• Problem details: Set the listing down again exactly, please, apart from its pictures.

☆ ☆ ☆ ☆

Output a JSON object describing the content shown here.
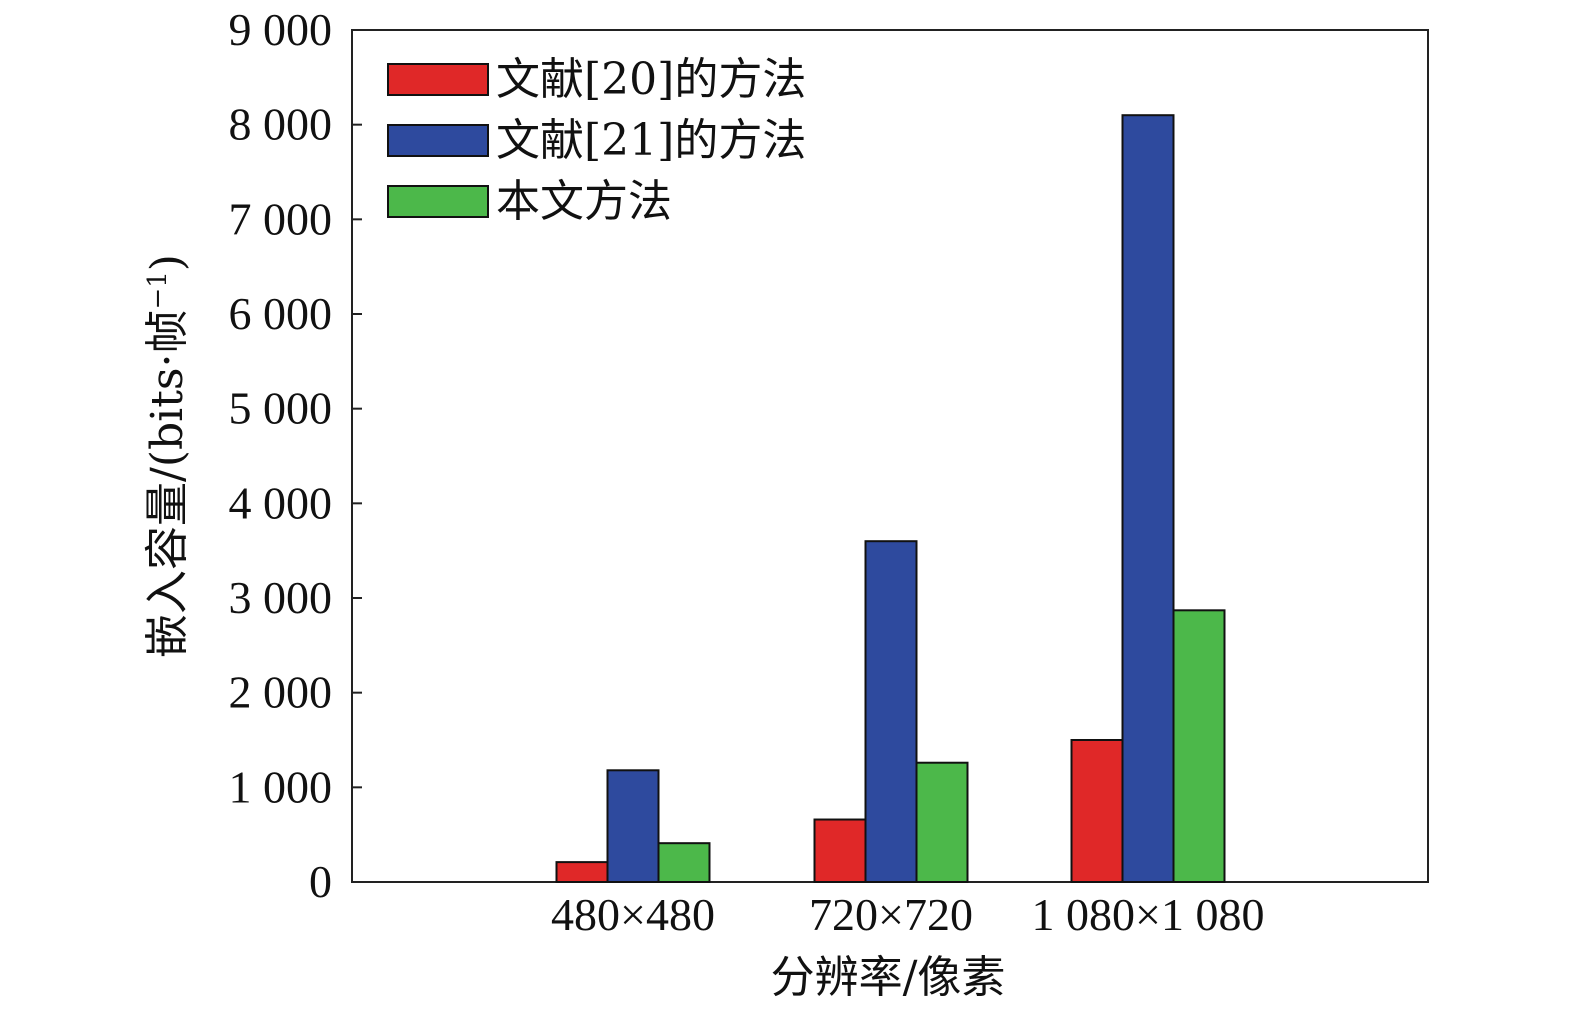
{
  "chart_data": {
    "type": "bar",
    "title": "",
    "xlabel": "分辨率/像素",
    "ylabel": "嵌入容量/(bits·帧",
    "ylabel_superscript": "−1",
    "ylabel_suffix": ")",
    "categories": [
      "480×480",
      "720×720",
      "1 080×1 080"
    ],
    "ylim": [
      0,
      9000
    ],
    "yticks": [
      0,
      1000,
      2000,
      3000,
      4000,
      5000,
      6000,
      7000,
      8000,
      9000
    ],
    "ytick_labels": [
      "0",
      "1 000",
      "2 000",
      "3 000",
      "4 000",
      "5 000",
      "6 000",
      "7 000",
      "8 000",
      "9 000"
    ],
    "grid": false,
    "legend_position": "top-left",
    "series": [
      {
        "name": "文献[20]的方法",
        "color": "#e02828",
        "values": [
          210,
          660,
          1500
        ]
      },
      {
        "name": "文献[21]的方法",
        "color": "#2e4a9e",
        "values": [
          1180,
          3600,
          8100
        ]
      },
      {
        "name": "本文方法",
        "color": "#4cb84a",
        "values": [
          410,
          1260,
          2870
        ]
      }
    ]
  }
}
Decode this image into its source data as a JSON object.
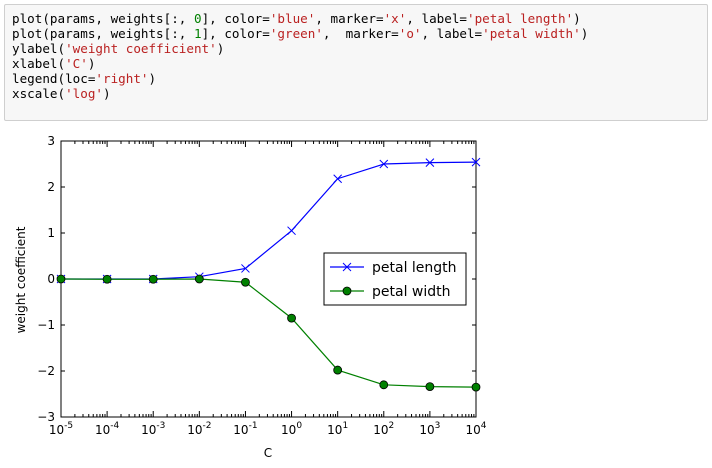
{
  "notebook": {
    "code_lines": [
      [
        {
          "t": "plot(params, weights[:, ",
          "c": ""
        },
        {
          "t": "0",
          "c": "num"
        },
        {
          "t": "], color=",
          "c": ""
        },
        {
          "t": "'blue'",
          "c": "str"
        },
        {
          "t": ", marker=",
          "c": ""
        },
        {
          "t": "'x'",
          "c": "str"
        },
        {
          "t": ", label=",
          "c": ""
        },
        {
          "t": "'petal length'",
          "c": "str"
        },
        {
          "t": ")",
          "c": ""
        }
      ],
      [
        {
          "t": "plot(params, weights[:, ",
          "c": ""
        },
        {
          "t": "1",
          "c": "num"
        },
        {
          "t": "], color=",
          "c": ""
        },
        {
          "t": "'green'",
          "c": "str"
        },
        {
          "t": ",  marker=",
          "c": ""
        },
        {
          "t": "'o'",
          "c": "str"
        },
        {
          "t": ", label=",
          "c": ""
        },
        {
          "t": "'petal width'",
          "c": "str"
        },
        {
          "t": ")",
          "c": ""
        }
      ],
      [
        {
          "t": "ylabel(",
          "c": ""
        },
        {
          "t": "'weight coefficient'",
          "c": "str"
        },
        {
          "t": ")",
          "c": ""
        }
      ],
      [
        {
          "t": "xlabel(",
          "c": ""
        },
        {
          "t": "'C'",
          "c": "str"
        },
        {
          "t": ")",
          "c": ""
        }
      ],
      [
        {
          "t": "legend(loc=",
          "c": ""
        },
        {
          "t": "'right'",
          "c": "str"
        },
        {
          "t": ")",
          "c": ""
        }
      ],
      [
        {
          "t": "xscale(",
          "c": ""
        },
        {
          "t": "'log'",
          "c": "str"
        },
        {
          "t": ")",
          "c": ""
        }
      ]
    ]
  },
  "chart_data": {
    "type": "line",
    "title": "",
    "xlabel": "C",
    "ylabel": "weight coefficient",
    "xscale": "log",
    "x": [
      1e-05,
      0.0001,
      0.001,
      0.01,
      0.1,
      1,
      10,
      100,
      1000,
      10000
    ],
    "xlim": [
      1e-05,
      10000
    ],
    "ylim": [
      -3,
      3
    ],
    "x_tick_exponents": [
      "-5",
      "-4",
      "-3",
      "-2",
      "-1",
      "0",
      "1",
      "2",
      "3",
      "4"
    ],
    "x_tick_base": "10",
    "y_ticks": [
      {
        "value": 3,
        "label": "3"
      },
      {
        "value": 2,
        "label": "2"
      },
      {
        "value": 1,
        "label": "1"
      },
      {
        "value": 0,
        "label": "0"
      },
      {
        "value": -1,
        "label": "−1"
      },
      {
        "value": -2,
        "label": "−2"
      },
      {
        "value": -3,
        "label": "−3"
      }
    ],
    "grid": false,
    "legend_position": "right",
    "series": [
      {
        "name": "petal length",
        "color": "#0000ff",
        "marker": "x",
        "values": [
          0.0,
          0.0,
          0.0,
          0.05,
          0.23,
          1.05,
          2.18,
          2.5,
          2.53,
          2.54
        ]
      },
      {
        "name": "petal width",
        "color": "#008000",
        "marker": "o",
        "values": [
          0.0,
          -0.005,
          -0.005,
          0.0,
          -0.07,
          -0.85,
          -1.98,
          -2.3,
          -2.34,
          -2.35
        ]
      }
    ]
  }
}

☆ ☆ ☆ ☆

• The reply:
Output a JSON object describing the content shown here.
{
  "chart_data": {
    "type": "bar",
    "title": "",
    "xlabel": "分辨率/像素",
    "ylabel": "嵌入容量/(bits·帧",
    "ylabel_superscript": "−1",
    "ylabel_suffix": ")",
    "categories": [
      "480×480",
      "720×720",
      "1 080×1 080"
    ],
    "ylim": [
      0,
      9000
    ],
    "yticks": [
      0,
      1000,
      2000,
      3000,
      4000,
      5000,
      6000,
      7000,
      8000,
      9000
    ],
    "ytick_labels": [
      "0",
      "1 000",
      "2 000",
      "3 000",
      "4 000",
      "5 000",
      "6 000",
      "7 000",
      "8 000",
      "9 000"
    ],
    "grid": false,
    "legend_position": "top-left",
    "series": [
      {
        "name": "文献[20]的方法",
        "color": "#e02828",
        "values": [
          210,
          660,
          1500
        ]
      },
      {
        "name": "文献[21]的方法",
        "color": "#2e4a9e",
        "values": [
          1180,
          3600,
          8100
        ]
      },
      {
        "name": "本文方法",
        "color": "#4cb84a",
        "values": [
          410,
          1260,
          2870
        ]
      }
    ]
  }
}
Decode this image into its source data as a JSON object.
{
  "notebook": {
    "code_lines": [
      [
        {
          "t": "plot(params, weights[:, ",
          "c": ""
        },
        {
          "t": "0",
          "c": "num"
        },
        {
          "t": "], color=",
          "c": ""
        },
        {
          "t": "'blue'",
          "c": "str"
        },
        {
          "t": ", marker=",
          "c": ""
        },
        {
          "t": "'x'",
          "c": "str"
        },
        {
          "t": ", label=",
          "c": ""
        },
        {
          "t": "'petal length'",
          "c": "str"
        },
        {
          "t": ")",
          "c": ""
        }
      ],
      [
        {
          "t": "plot(params, weights[:, ",
          "c": ""
        },
        {
          "t": "1",
          "c": "num"
        },
        {
          "t": "], color=",
          "c": ""
        },
        {
          "t": "'green'",
          "c": "str"
        },
        {
          "t": ",  marker=",
          "c": ""
        },
        {
          "t": "'o'",
          "c": "str"
        },
        {
          "t": ", label=",
          "c": ""
        },
        {
          "t": "'petal width'",
          "c": "str"
        },
        {
          "t": ")",
          "c": ""
        }
      ],
      [
        {
          "t": "ylabel(",
          "c": ""
        },
        {
          "t": "'weight coefficient'",
          "c": "str"
        },
        {
          "t": ")",
          "c": ""
        }
      ],
      [
        {
          "t": "xlabel(",
          "c": ""
        },
        {
          "t": "'C'",
          "c": "str"
        },
        {
          "t": ")",
          "c": ""
        }
      ],
      [
        {
          "t": "legend(loc=",
          "c": ""
        },
        {
          "t": "'right'",
          "c": "str"
        },
        {
          "t": ")",
          "c": ""
        }
      ],
      [
        {
          "t": "xscale(",
          "c": ""
        },
        {
          "t": "'log'",
          "c": "str"
        },
        {
          "t": ")",
          "c": ""
        }
      ]
    ]
  },
  "chart_data": {
    "type": "line",
    "title": "",
    "xlabel": "C",
    "ylabel": "weight coefficient",
    "xscale": "log",
    "x": [
      1e-05,
      0.0001,
      0.001,
      0.01,
      0.1,
      1,
      10,
      100,
      1000,
      10000
    ],
    "xlim": [
      1e-05,
      10000
    ],
    "ylim": [
      -3,
      3
    ],
    "x_tick_exponents": [
      "-5",
      "-4",
      "-3",
      "-2",
      "-1",
      "0",
      "1",
      "2",
      "3",
      "4"
    ],
    "x_tick_base": "10",
    "y_ticks": [
      {
        "value": 3,
        "label": "3"
      },
      {
        "value": 2,
        "label": "2"
      },
      {
        "value": 1,
        "label": "1"
      },
      {
        "value": 0,
        "label": "0"
      },
      {
        "value": -1,
        "label": "−1"
      },
      {
        "value": -2,
        "label": "−2"
      },
      {
        "value": -3,
        "label": "−3"
      }
    ],
    "grid": false,
    "legend_position": "right",
    "series": [
      {
        "name": "petal length",
        "color": "#0000ff",
        "marker": "x",
        "values": [
          0.0,
          0.0,
          0.0,
          0.05,
          0.23,
          1.05,
          2.18,
          2.5,
          2.53,
          2.54
        ]
      },
      {
        "name": "petal width",
        "color": "#008000",
        "marker": "o",
        "values": [
          0.0,
          -0.005,
          -0.005,
          0.0,
          -0.07,
          -0.85,
          -1.98,
          -2.3,
          -2.34,
          -2.35
        ]
      }
    ]
  }
}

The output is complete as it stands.